**Stated task:**
Each entry that follows must be output without any deviation.

Stored data:
........
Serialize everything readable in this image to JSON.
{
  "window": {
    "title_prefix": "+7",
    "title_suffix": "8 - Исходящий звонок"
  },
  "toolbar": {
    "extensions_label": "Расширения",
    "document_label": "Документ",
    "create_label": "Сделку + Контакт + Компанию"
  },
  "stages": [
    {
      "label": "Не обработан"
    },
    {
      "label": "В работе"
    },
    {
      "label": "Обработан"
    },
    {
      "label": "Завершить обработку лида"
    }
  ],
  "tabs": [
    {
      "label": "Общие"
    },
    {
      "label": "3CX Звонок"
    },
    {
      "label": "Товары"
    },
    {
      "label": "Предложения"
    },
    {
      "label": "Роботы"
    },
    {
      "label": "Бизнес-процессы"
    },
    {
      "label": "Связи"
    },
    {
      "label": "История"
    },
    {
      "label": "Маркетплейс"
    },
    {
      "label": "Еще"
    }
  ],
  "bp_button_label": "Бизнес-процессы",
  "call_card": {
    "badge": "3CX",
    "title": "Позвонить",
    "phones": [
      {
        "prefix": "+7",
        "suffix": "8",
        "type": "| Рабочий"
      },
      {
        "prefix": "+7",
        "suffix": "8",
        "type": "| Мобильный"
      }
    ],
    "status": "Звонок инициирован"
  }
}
........
**Written answer:**
Serialize everything readable in this image to JSON.
{
  "window": {
    "title_prefix": "+7",
    "title_suffix": "8 - Исходящий звонок"
  },
  "toolbar": {
    "extensions_label": "Расширения",
    "document_label": "Документ",
    "create_label": "Сделку + Контакт + Компанию"
  },
  "stages": [
    {
      "label": "Не обработан"
    },
    {
      "label": "В работе"
    },
    {
      "label": "Обработан"
    },
    {
      "label": "Завершить обработку лида"
    }
  ],
  "tabs": [
    {
      "label": "Общие"
    },
    {
      "label": "3CX Звонок"
    },
    {
      "label": "Товары"
    },
    {
      "label": "Предложения"
    },
    {
      "label": "Роботы"
    },
    {
      "label": "Бизнес-процессы"
    },
    {
      "label": "Связи"
    },
    {
      "label": "История"
    },
    {
      "label": "Маркетплейс"
    },
    {
      "label": "Еще"
    }
  ],
  "bp_button_label": "Бизнес-процессы",
  "call_card": {
    "badge": "3CX",
    "title": "Позвонить",
    "phones": [
      {
        "prefix": "+7",
        "suffix": "8",
        "type": "| Рабочий"
      },
      {
        "prefix": "+7",
        "suffix": "8",
        "type": "| Мобильный"
      }
    ],
    "status": "Звонок инициирован"
  }
}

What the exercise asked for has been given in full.